Requirement:
Return the lines from the one containing "legend-swatch: [26, 382, 44, 389]" up to and including the one containing "row-label: Ótimo/bom: [45, 365, 90, 376]", copied without any changes.

[Element placement data]

::::::::::

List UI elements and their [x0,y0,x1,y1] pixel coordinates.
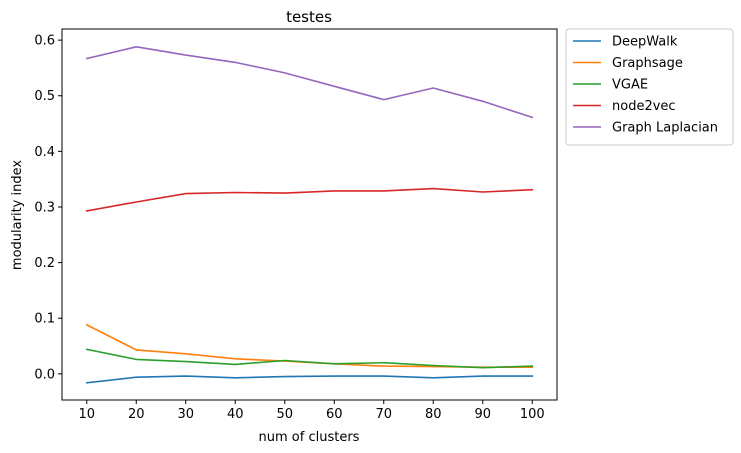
legend-label-node2vec: node2vec [612,99,676,114]
x-tick-label: 30 [177,407,194,422]
x-tick-label: 40 [227,407,244,422]
x-tick-label: 80 [425,407,442,422]
y-tick-label: 0.1 [34,312,55,327]
x-axis-ticks: 10 20 30 40 50 60 70 80 90 100 [78,400,545,422]
chart-title: testes [286,8,332,26]
legend-box [565,28,734,146]
y-tick-label: 0.5 [34,89,55,104]
series-line-node2vec [85,187,534,212]
y-tick-label: 0.2 [34,256,55,271]
x-tick-label: 90 [474,407,491,422]
legend-label-graphsage: Graphsage [612,56,683,71]
x-tick-label: 100 [520,407,545,422]
x-tick-label: 10 [78,407,95,422]
series-layer [85,45,534,384]
series-line-graph-laplacian [85,45,534,119]
series-line-vgae [85,348,534,369]
y-tick-label: 0.3 [34,200,55,215]
series-line-deepwalk [85,375,534,384]
x-tick-label: 60 [326,407,343,422]
y-axis-label: modularity index [10,160,25,270]
x-axis-label: num of clusters [259,430,360,445]
y-tick-label: 0.4 [34,145,55,160]
y-axis-ticks: 0.0 0.1 0.2 0.3 0.4 0.5 0.6 [34,34,62,382]
x-tick-label: 50 [276,407,293,422]
x-tick-label: 20 [128,407,145,422]
plot-area [61,28,558,401]
legend-label-graph-laplacian: Graph Laplacian [612,121,718,136]
legend: DeepWalk Graphsage VGAE node2vec Graph Lapla… [565,28,734,146]
legend-label-vgae: VGAE [612,78,648,93]
legend-label-deepwalk: DeepWalk [612,35,678,50]
x-tick-label: 70 [375,407,392,422]
y-tick-label: 0.6 [34,34,55,49]
axes-frame [61,28,558,401]
y-tick-label: 0.0 [34,367,55,382]
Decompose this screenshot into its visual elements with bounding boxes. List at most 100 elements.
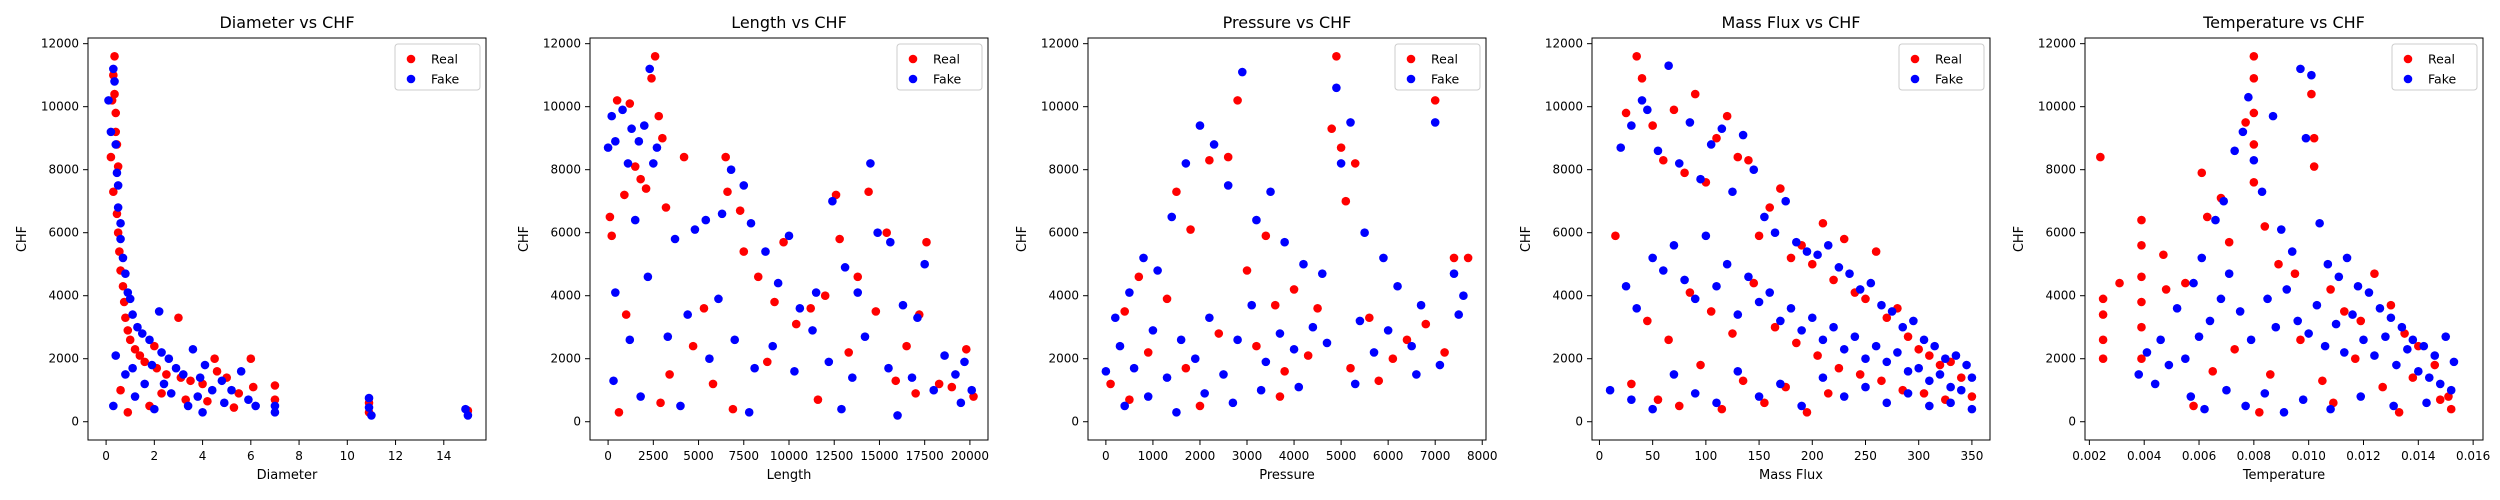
fake-point [1195,121,1205,130]
fake-point [2414,367,2423,376]
real-point [140,357,149,367]
real-point [2249,51,2259,61]
fake-point [2244,92,2253,102]
fake-point [1882,398,1892,408]
real-point [2350,354,2360,364]
fake-point [227,385,236,395]
fake-point [171,363,181,373]
fake-point [109,64,118,74]
real-point [1632,51,1641,61]
real-point [1653,395,1663,404]
real-point [1637,74,1647,83]
x-tick-label: 1000 [1138,449,1169,463]
y-tick-label: 10000 [2038,100,2076,114]
fake-point [2224,269,2234,278]
fake-point [630,215,640,225]
fake-point [663,332,673,341]
real-point [150,341,159,351]
y-tick-label: 2000 [550,352,581,366]
fake-point [761,247,770,256]
fake-point [2293,316,2303,326]
fake-point [2189,278,2198,288]
real-point [614,407,624,417]
real-point [1374,376,1384,386]
fake-point [1898,322,1908,332]
fake-point [1110,313,1120,323]
real-point [1341,196,1351,206]
fake-point [1454,310,1464,319]
real-point [1877,376,1886,386]
x-tick-label: 12500 [815,449,853,463]
fake-point [2271,322,2281,332]
x-tick-label: 20000 [951,449,989,463]
real-point [1925,351,1934,360]
fake-point [2287,247,2297,256]
fake-point [2419,341,2429,351]
fake-point [2441,332,2451,341]
fake-point [1744,272,1753,282]
fake-point [2435,379,2445,389]
legend-label-real: Real [933,52,960,67]
fake-point [2342,253,2352,263]
fake-point [128,363,137,373]
real-point [1834,363,1844,373]
legend-marker-fake [406,74,416,84]
y-tick-label: 10000 [41,100,79,114]
real-point [2137,241,2146,250]
real-point [661,203,671,212]
real-point [813,395,823,404]
real-point [1728,329,1737,338]
fake-point [2238,127,2248,137]
fake-point [2282,285,2292,294]
fake-point [717,209,727,219]
fake-point [636,392,645,401]
x-tick-label: 0.014 [2401,449,2435,463]
fake-point [1125,288,1134,297]
y-tick-label: 6000 [550,226,581,240]
fake-point [639,121,649,130]
real-point [1627,379,1636,389]
fake-point [1228,398,1238,408]
legend-marker-real [1910,54,1920,64]
fake-point [1850,332,1860,341]
real-point [2115,278,2124,288]
real-point [2249,140,2259,149]
scatter-points [603,51,978,420]
real-point [162,370,171,379]
fake-point [1383,326,1393,335]
fake-point [1967,373,1977,382]
fake-point [2150,379,2160,389]
real-point [1186,225,1195,234]
real-point [679,152,689,162]
y-tick-label: 0 [573,415,581,429]
real-point [2098,354,2108,364]
real-point [1818,218,1828,228]
real-point [2394,407,2404,417]
fake-point [1294,382,1304,392]
fake-point [1967,404,1977,414]
real-point [135,351,145,360]
fake-point [824,357,834,367]
chart-panel-4: Mass Flux vs CHF 0 50 100 150 200 250 300 350 0 20… [1519,13,1991,483]
y-tick-label: 6000 [1048,226,1079,240]
fake-point [2304,329,2313,338]
x-tick-label: 7000 [1420,449,1451,463]
x-axis-label: Length [767,468,812,483]
real-point [110,51,119,61]
fake-point [811,288,821,297]
real-point [1449,253,1459,263]
fake-point [1717,124,1727,134]
real-point [1233,96,1242,105]
x-tick-label: 15000 [860,449,898,463]
real-point [621,310,631,319]
y-tick-label: 4000 [1048,289,1079,303]
x-axis-label: Mass Flux [1759,468,1823,483]
real-point [1967,392,1977,401]
fake-point [2392,360,2401,370]
fake-point [137,329,147,338]
real-point [1280,367,1289,376]
fake-point [1129,363,1139,373]
fake-point [244,395,253,404]
fake-point [1261,357,1271,367]
legend-box [1394,43,1481,91]
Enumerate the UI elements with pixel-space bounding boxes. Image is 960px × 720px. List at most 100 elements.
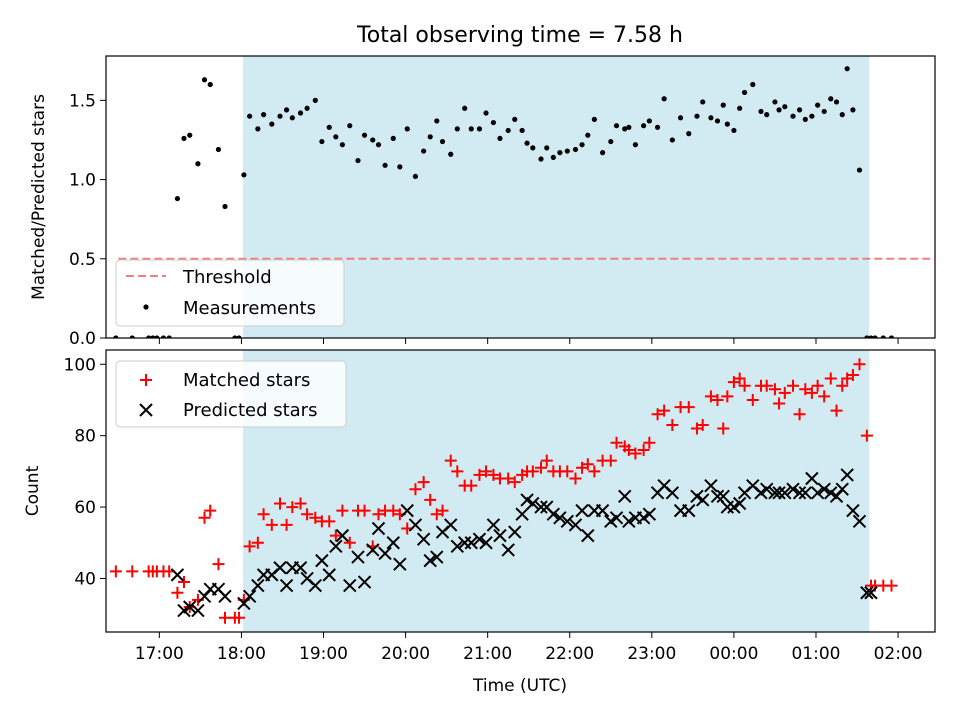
top-ytick-label: 1.0 — [69, 171, 96, 191]
predicted-star-marker — [810, 486, 825, 500]
matched-star-marker — [251, 536, 264, 549]
matched-star-marker — [793, 408, 806, 421]
matched-star-marker — [733, 372, 746, 385]
predicted-star-marker — [457, 536, 472, 550]
measurement-point — [776, 107, 782, 113]
measurement-point — [714, 118, 721, 124]
matched-star-marker — [198, 511, 211, 524]
measurement-point — [599, 150, 606, 156]
predicted-star-marker — [846, 503, 860, 518]
measurement-point — [720, 102, 726, 108]
predicted-star-marker — [840, 468, 854, 482]
matched-star-marker — [787, 379, 800, 392]
measurement-point — [129, 335, 135, 338]
matched-star-marker — [768, 383, 781, 396]
top-panel-shaded-span — [243, 56, 870, 338]
matched-star-marker — [824, 372, 837, 385]
predicted-star-marker — [423, 553, 437, 568]
measurement-point — [790, 113, 796, 119]
measurement-point — [872, 335, 878, 338]
predicted-star-marker — [444, 518, 458, 532]
top-panel-frame — [105, 55, 936, 339]
measurement-point — [277, 113, 283, 119]
matched-star-marker — [109, 565, 122, 578]
measurement-point — [195, 161, 201, 167]
measurement-point — [646, 118, 652, 124]
matched-star-marker — [885, 579, 898, 592]
bottom-ytick-label: 80 — [74, 427, 96, 447]
matched-star-marker — [336, 504, 349, 517]
measurement-point — [339, 142, 345, 148]
measurement-point — [613, 123, 620, 129]
matched-star-marker — [204, 504, 217, 517]
matched-star-marker — [323, 515, 336, 528]
bottom-legend-box — [115, 360, 347, 428]
legend-matched-swatch — [140, 374, 152, 386]
measurement-point — [750, 81, 756, 88]
measurement-point — [113, 335, 119, 338]
matched-star-marker — [480, 465, 493, 478]
measurement-point — [585, 132, 591, 138]
bottom-xtick-label: 17:00 — [135, 644, 184, 664]
predicted-star-marker — [293, 561, 308, 575]
measurement-point — [622, 126, 628, 132]
matched-star-marker — [387, 504, 400, 517]
matched-star-marker — [860, 429, 873, 442]
predicted-star-marker — [553, 511, 567, 525]
measurement-point — [326, 124, 332, 130]
measurement-point — [557, 150, 563, 156]
predicted-star-marker — [682, 503, 696, 518]
predicted-star-marker — [798, 486, 813, 500]
measurement-point — [641, 123, 647, 129]
measurement-point — [297, 110, 304, 116]
measurement-point — [181, 135, 187, 141]
legend-measurements-swatch — [143, 304, 149, 310]
measurement-point — [427, 134, 433, 140]
predicted-star-marker — [835, 482, 849, 496]
predicted-star-marker — [416, 532, 431, 546]
predicted-star-marker — [408, 518, 423, 532]
predicted-star-marker — [772, 486, 786, 500]
bottom-xtick-label: 19:00 — [299, 644, 348, 664]
matched-star-marker — [637, 443, 650, 456]
matched-star-marker — [444, 454, 457, 467]
matched-star-marker — [696, 418, 709, 431]
predicted-star-marker — [732, 496, 747, 511]
predicted-star-marker — [464, 536, 478, 550]
predicted-star-marker — [493, 528, 507, 543]
predicted-star-marker — [696, 493, 710, 507]
predicted-star-marker — [386, 536, 400, 550]
measurement-point — [724, 121, 730, 127]
predicted-star-marker — [642, 507, 657, 521]
matched-star-marker — [581, 458, 594, 471]
bottom-panel-y-ticks: 40 60 80 100 — [64, 355, 106, 589]
matched-star-marker — [610, 436, 623, 449]
measurement-point — [150, 335, 156, 338]
measurement-point — [821, 108, 827, 115]
measurement-point — [333, 134, 339, 140]
measurement-point — [802, 116, 808, 122]
bottom-panel-y-axis-label: Count — [23, 465, 43, 516]
matched-star-marker — [309, 511, 322, 524]
matched-star-marker — [502, 472, 515, 485]
measurement-point — [187, 132, 193, 138]
matched-star-marker — [830, 404, 843, 417]
measurement-point — [737, 105, 743, 111]
measurement-point — [160, 335, 167, 338]
bottom-panel-frame — [105, 349, 936, 633]
measurement-point — [626, 124, 632, 130]
measurement-point — [731, 127, 737, 134]
measurement-point — [632, 142, 639, 148]
matched-star-marker — [704, 390, 717, 403]
matched-star-marker — [805, 386, 818, 399]
predicted-star-marker — [486, 518, 501, 532]
predicted-star-marker — [343, 578, 357, 593]
predicted-stars-points — [170, 468, 878, 618]
bottom-ytick-label: 40 — [74, 569, 96, 589]
bottom-xtick-label: 01:00 — [791, 644, 840, 664]
matched-stars-points — [109, 358, 898, 624]
measurement-point — [146, 335, 152, 338]
predicted-star-marker — [315, 553, 329, 568]
matched-star-marker — [243, 540, 256, 553]
top-panel-y-axis-label: Matched/Predicted stars — [29, 94, 49, 300]
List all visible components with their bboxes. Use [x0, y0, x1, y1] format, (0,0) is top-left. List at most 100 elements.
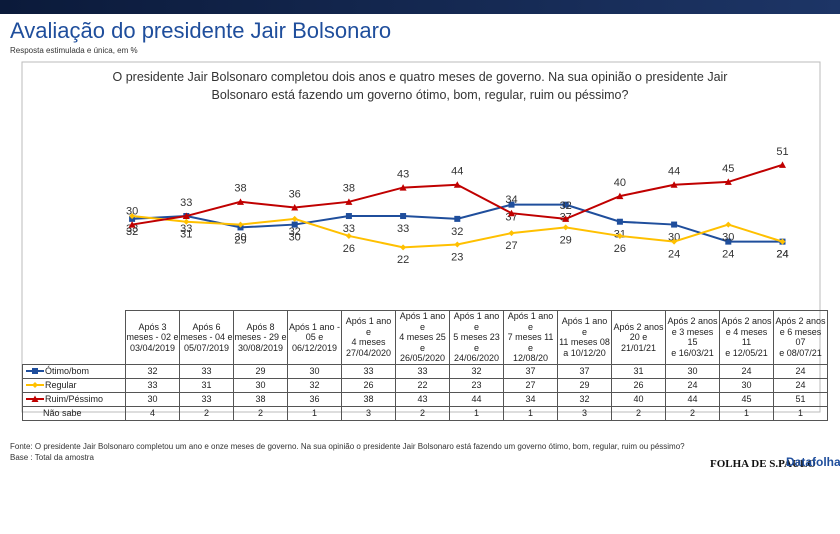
legend-swatch: [26, 382, 44, 389]
table-value: 1: [503, 405, 558, 421]
marker: [128, 221, 136, 228]
table-value: 22: [395, 377, 450, 393]
table-value: 33: [341, 363, 396, 379]
legend-swatch: [26, 395, 44, 403]
table-value: 29: [233, 363, 288, 379]
marker: [129, 213, 136, 220]
table-value: 37: [503, 363, 558, 379]
marker: [400, 244, 407, 251]
table-row: Regular 33 31 30 32 26 22 23 27 29 26 24 30 24: [22, 377, 828, 393]
marker: [562, 215, 570, 222]
table-value: 2: [611, 405, 666, 421]
marker: [562, 224, 569, 231]
row-label: Ótimo/bom: [45, 365, 90, 376]
table-value: 44: [665, 391, 720, 407]
table-value: 30: [287, 363, 342, 379]
category: Após 2 anos e 3 meses 15 e 16/03/21: [665, 310, 720, 365]
table-value: 34: [503, 391, 558, 407]
data-label: 40: [614, 177, 626, 189]
marker: [454, 241, 461, 248]
marker: [562, 201, 569, 208]
table-value: 31: [611, 363, 666, 379]
header-row: Após 3 meses - 02 e 03/04/2019 Após 6 mes…: [23, 310, 828, 365]
table-row: Ruim/Péssimo 30 33 38 36 38 43 44 34 32 40 44 45 51: [22, 391, 828, 407]
row-label: Não sabe: [43, 407, 82, 418]
data-label: 32: [560, 200, 572, 212]
table-value: 1: [287, 405, 342, 421]
table-value: 44: [449, 391, 504, 407]
category: Após 6 meses - 04 e 05/07/2019: [179, 310, 234, 365]
table-value: 29: [557, 377, 612, 393]
marker: [291, 204, 299, 211]
marker: [345, 232, 352, 239]
marker: [508, 201, 515, 208]
category: Após 8 meses - 29 e 30/08/2019: [233, 310, 288, 365]
marker: [400, 213, 407, 220]
table-value: 32: [449, 363, 504, 379]
data-label: 33: [397, 223, 409, 235]
table-value: 1: [773, 405, 828, 421]
data-label: 32: [126, 226, 138, 238]
corner: [23, 311, 126, 365]
table-value: 31: [179, 377, 234, 393]
table-row: Ótimo/bom 32 33 29 30 33 33 32 37 37 31 30 24 24: [22, 363, 828, 379]
table-value: 33: [395, 363, 450, 379]
logo-folha: FOLHA DE S.PAULO: [710, 458, 816, 470]
row-label: Ruim/Péssimo: [45, 393, 104, 404]
data-label: 33: [126, 223, 138, 235]
marker: [670, 181, 678, 188]
marker: [32, 368, 38, 375]
marker: [345, 198, 353, 205]
marker: [671, 238, 678, 245]
table-value: 30: [233, 377, 288, 393]
data-label: 24: [668, 249, 680, 261]
data-label: 26: [343, 243, 355, 255]
marker: [725, 221, 732, 228]
table-value: 24: [773, 363, 828, 379]
logo-datafolha: Datafolha: [786, 455, 840, 469]
data-label: 33: [180, 197, 192, 209]
table-value: 2: [179, 405, 234, 421]
data-label: 24: [776, 249, 788, 261]
table-value: 27: [503, 377, 558, 393]
marker: [508, 230, 515, 237]
data-label: 38: [343, 183, 355, 195]
source: Fonte: O presidente Jair Bolsonaro compl…: [10, 442, 685, 451]
marker: [183, 218, 190, 225]
table-value: 2: [665, 405, 720, 421]
category: Após 3 meses - 02 e 03/04/2019: [125, 310, 180, 365]
marker: [32, 382, 38, 389]
data-label: 30: [234, 231, 246, 243]
table-value: 38: [341, 391, 396, 407]
data-label: 30: [722, 231, 734, 243]
table-value: 33: [179, 391, 234, 407]
marker: [671, 221, 678, 228]
table-value: 26: [611, 377, 666, 393]
marker: [399, 184, 407, 191]
marker: [725, 238, 732, 245]
table-value: 37: [557, 363, 612, 379]
data-label: 24: [722, 249, 734, 261]
data-label: 30: [126, 205, 138, 217]
data-label: 31: [180, 229, 192, 241]
table-value: 30: [665, 363, 720, 379]
marker: [454, 215, 461, 222]
data-label: 33: [343, 223, 355, 235]
category: Após 1 ano - 05 e 06/12/2019: [287, 310, 342, 365]
table-value: 1: [449, 405, 504, 421]
marker: [31, 395, 39, 403]
data-label: 44: [451, 166, 463, 178]
data-label: 38: [234, 183, 246, 195]
table-value: 26: [341, 377, 396, 393]
table-value: 3: [557, 405, 612, 421]
marker: [616, 192, 624, 200]
table-value: 4: [125, 405, 180, 421]
data-label: 26: [614, 243, 626, 255]
data-label: 29: [560, 234, 572, 246]
table-value: 2: [233, 405, 288, 421]
data-label: 29: [234, 234, 246, 246]
marker: [237, 198, 244, 205]
marker: [345, 213, 352, 220]
table-value: 24: [773, 377, 828, 393]
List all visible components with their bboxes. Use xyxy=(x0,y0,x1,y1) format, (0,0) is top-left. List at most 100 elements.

::::::::::

Output below:
legend-swatch: [26, 382, 44, 389]
table-value: 1: [503, 405, 558, 421]
marker: [128, 221, 136, 228]
table-value: 22: [395, 377, 450, 393]
table-value: 33: [341, 363, 396, 379]
legend-swatch: [26, 395, 44, 403]
table-value: 29: [233, 363, 288, 379]
marker: [129, 213, 136, 220]
table-value: 37: [503, 363, 558, 379]
marker: [400, 244, 407, 251]
table-row: Regular 33 31 30 32 26 22 23 27 29 26 24 30 24: [22, 377, 828, 393]
marker: [562, 215, 570, 222]
table-value: 2: [611, 405, 666, 421]
marker: [562, 224, 569, 231]
row-label: Ótimo/bom: [45, 365, 90, 376]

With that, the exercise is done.